## START

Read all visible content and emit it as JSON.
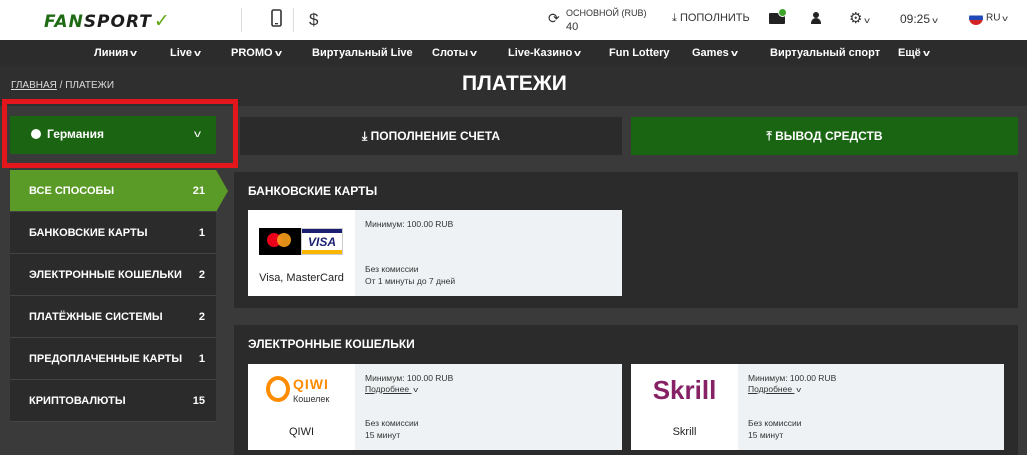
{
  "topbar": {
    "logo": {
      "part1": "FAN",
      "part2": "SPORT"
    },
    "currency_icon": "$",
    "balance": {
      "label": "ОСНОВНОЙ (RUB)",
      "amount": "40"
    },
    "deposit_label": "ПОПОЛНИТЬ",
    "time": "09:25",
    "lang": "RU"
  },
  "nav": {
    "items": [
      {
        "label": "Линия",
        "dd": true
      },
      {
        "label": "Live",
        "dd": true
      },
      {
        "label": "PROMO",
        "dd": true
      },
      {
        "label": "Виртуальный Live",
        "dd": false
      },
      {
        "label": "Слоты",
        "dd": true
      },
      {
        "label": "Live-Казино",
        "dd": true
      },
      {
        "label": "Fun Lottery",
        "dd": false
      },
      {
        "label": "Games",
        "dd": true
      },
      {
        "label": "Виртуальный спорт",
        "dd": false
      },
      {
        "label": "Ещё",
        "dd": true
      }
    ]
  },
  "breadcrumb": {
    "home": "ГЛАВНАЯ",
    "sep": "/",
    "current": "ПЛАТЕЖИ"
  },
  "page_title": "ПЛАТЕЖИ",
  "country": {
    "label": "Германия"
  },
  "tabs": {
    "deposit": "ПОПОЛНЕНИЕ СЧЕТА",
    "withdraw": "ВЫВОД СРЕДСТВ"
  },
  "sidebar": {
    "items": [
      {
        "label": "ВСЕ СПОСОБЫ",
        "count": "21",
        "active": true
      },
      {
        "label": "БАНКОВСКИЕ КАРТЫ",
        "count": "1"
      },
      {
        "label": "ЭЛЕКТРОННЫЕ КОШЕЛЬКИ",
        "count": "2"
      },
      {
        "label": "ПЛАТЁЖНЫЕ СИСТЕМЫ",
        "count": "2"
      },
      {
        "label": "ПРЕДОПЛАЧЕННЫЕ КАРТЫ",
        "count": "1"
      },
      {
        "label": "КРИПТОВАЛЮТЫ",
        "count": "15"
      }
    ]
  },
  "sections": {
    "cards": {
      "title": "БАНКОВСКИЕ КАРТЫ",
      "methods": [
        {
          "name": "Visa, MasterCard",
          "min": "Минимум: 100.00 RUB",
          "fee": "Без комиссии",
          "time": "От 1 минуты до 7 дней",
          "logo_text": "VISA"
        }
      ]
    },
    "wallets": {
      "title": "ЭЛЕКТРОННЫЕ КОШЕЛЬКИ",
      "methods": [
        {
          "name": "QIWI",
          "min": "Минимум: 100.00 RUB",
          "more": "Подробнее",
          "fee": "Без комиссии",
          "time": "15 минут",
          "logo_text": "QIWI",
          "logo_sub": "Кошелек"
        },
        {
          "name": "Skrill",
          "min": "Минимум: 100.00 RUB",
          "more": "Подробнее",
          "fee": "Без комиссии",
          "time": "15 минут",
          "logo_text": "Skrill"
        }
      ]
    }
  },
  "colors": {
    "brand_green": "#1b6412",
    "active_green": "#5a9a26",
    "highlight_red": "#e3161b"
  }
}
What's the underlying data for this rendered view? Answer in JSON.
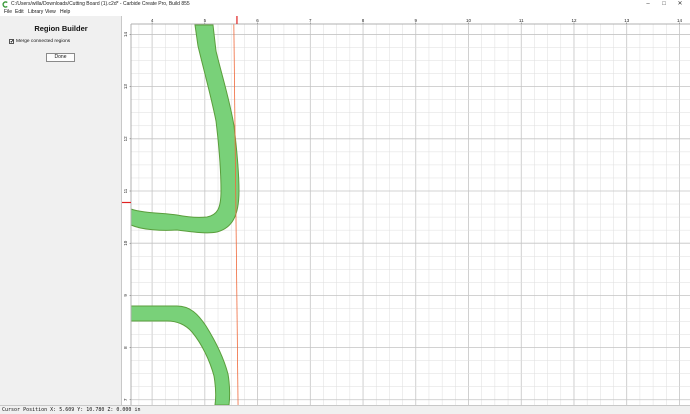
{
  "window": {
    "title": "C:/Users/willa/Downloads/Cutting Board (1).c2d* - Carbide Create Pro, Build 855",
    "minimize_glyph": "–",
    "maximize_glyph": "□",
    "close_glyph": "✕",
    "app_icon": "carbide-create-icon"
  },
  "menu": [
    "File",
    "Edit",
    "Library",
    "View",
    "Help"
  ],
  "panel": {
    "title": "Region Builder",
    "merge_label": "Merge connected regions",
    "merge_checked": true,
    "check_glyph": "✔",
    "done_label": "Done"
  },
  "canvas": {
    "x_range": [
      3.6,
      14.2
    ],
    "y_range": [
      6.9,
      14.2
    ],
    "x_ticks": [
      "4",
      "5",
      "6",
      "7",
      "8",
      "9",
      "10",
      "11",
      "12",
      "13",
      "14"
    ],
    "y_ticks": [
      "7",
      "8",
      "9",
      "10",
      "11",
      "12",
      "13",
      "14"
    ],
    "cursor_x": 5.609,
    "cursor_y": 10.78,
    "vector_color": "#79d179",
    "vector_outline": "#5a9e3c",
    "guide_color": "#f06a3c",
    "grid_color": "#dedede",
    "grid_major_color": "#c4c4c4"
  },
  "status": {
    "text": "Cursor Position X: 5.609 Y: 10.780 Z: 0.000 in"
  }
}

## END
## START

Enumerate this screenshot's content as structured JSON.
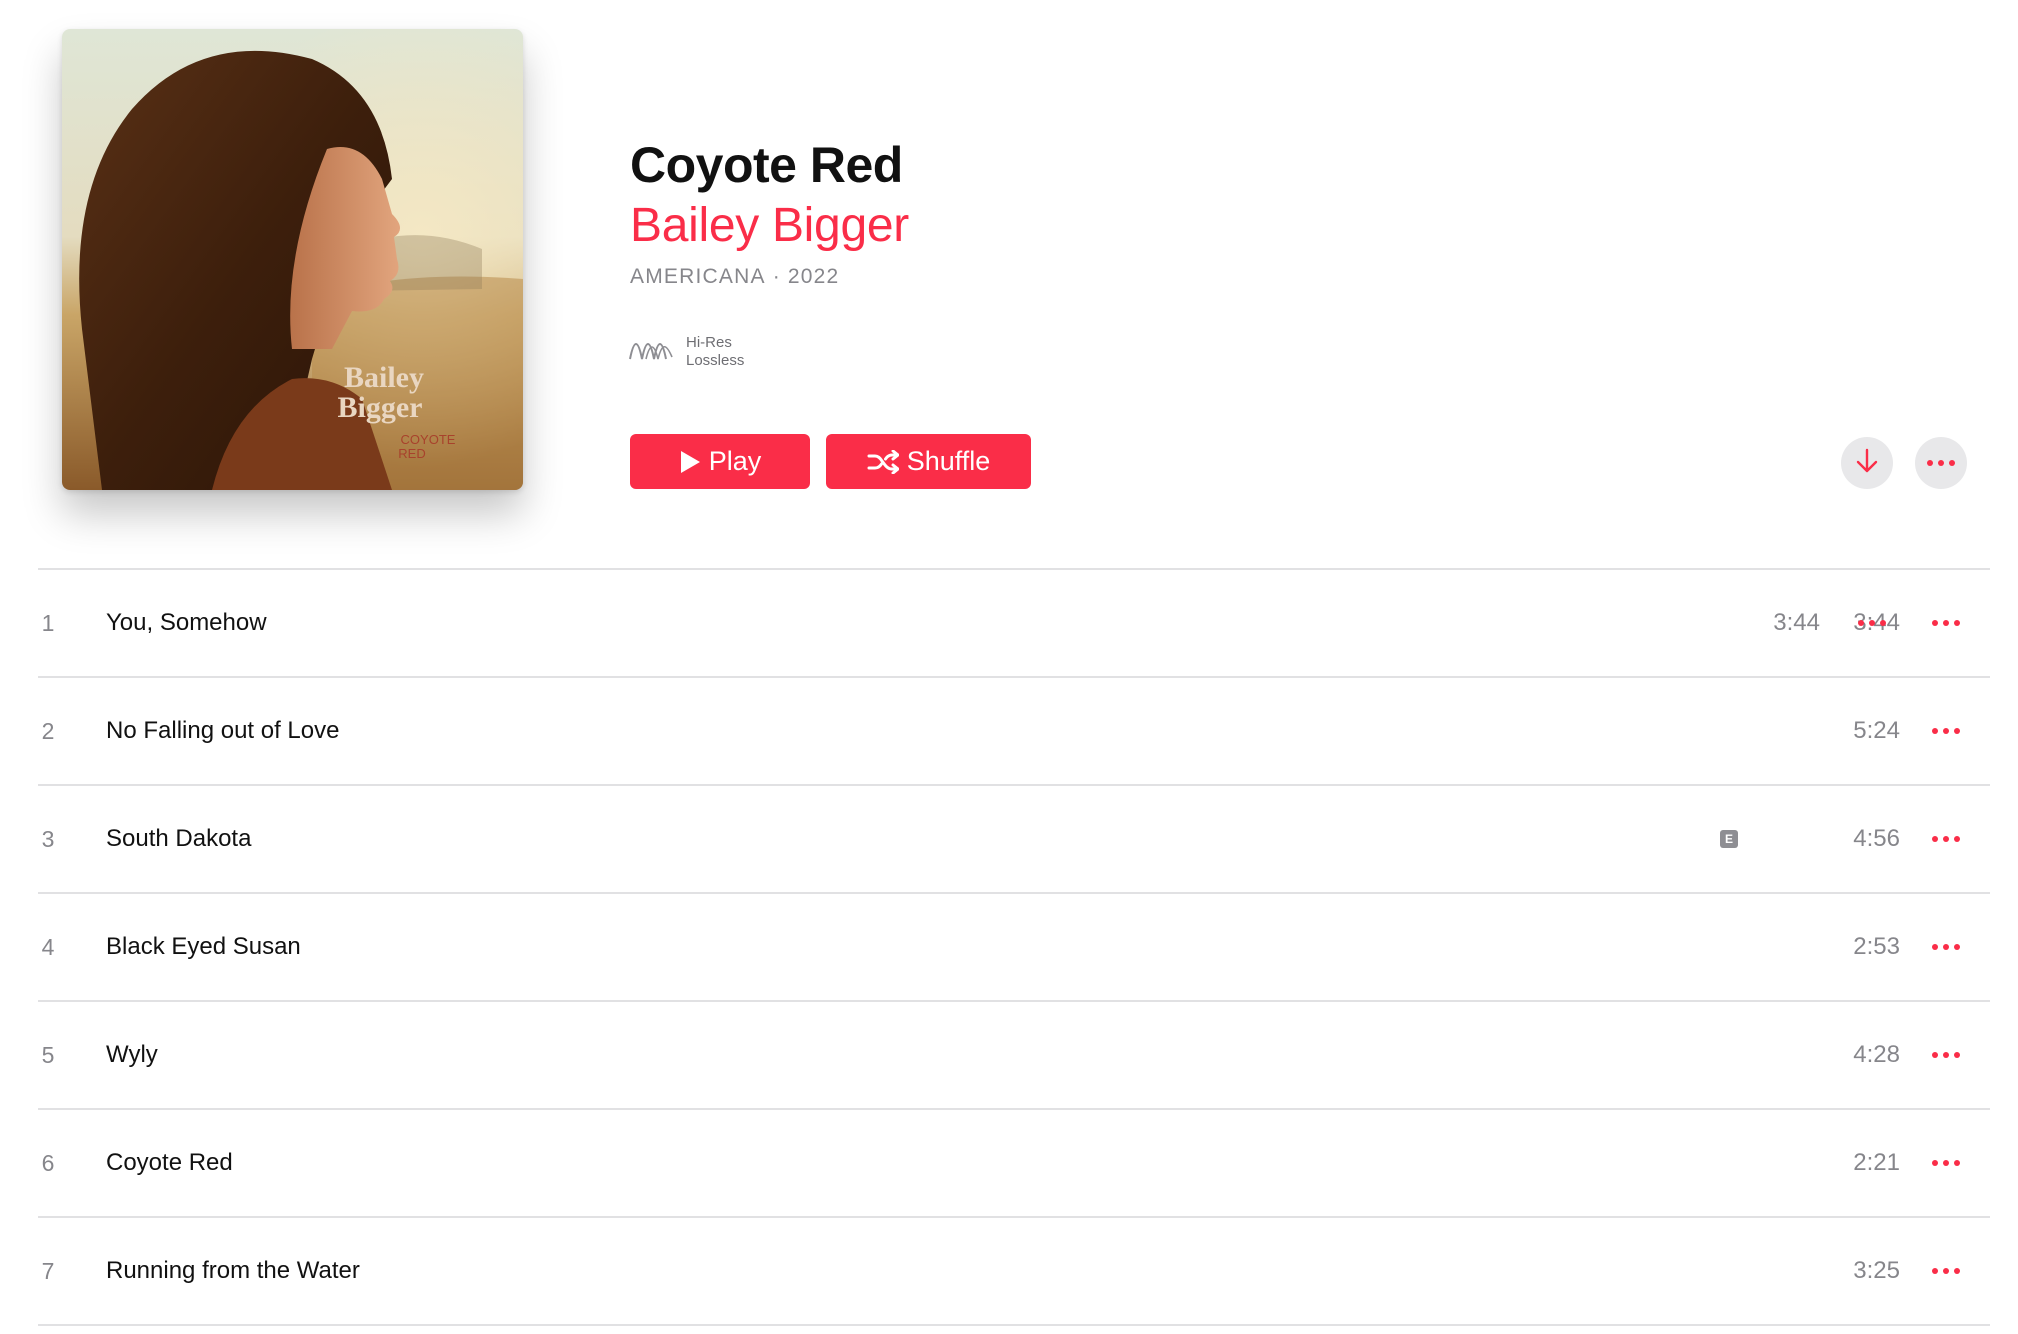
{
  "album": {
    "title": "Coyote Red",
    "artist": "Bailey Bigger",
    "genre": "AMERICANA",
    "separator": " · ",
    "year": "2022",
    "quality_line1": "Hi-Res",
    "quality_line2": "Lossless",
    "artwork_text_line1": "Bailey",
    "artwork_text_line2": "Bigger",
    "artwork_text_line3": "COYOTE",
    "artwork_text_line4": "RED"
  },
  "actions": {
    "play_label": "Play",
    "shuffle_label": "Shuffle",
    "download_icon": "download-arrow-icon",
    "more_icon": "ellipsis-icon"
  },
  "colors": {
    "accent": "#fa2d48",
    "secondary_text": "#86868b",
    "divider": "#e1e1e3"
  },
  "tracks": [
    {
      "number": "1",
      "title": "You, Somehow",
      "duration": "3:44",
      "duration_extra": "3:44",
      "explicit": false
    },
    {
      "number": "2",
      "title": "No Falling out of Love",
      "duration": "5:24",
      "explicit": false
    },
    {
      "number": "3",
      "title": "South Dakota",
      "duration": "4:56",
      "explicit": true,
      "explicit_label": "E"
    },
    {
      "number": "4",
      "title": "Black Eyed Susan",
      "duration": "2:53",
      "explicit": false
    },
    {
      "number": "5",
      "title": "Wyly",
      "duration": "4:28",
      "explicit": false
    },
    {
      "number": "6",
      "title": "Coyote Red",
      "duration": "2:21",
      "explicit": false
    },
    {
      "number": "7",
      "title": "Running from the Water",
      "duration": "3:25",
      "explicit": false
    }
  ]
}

## END

# WHAT IS NEEDED
Provide solely the number of lines in the data that include the word "ПЛАТЕЖИ".

# WRITTEN RESPONSE
2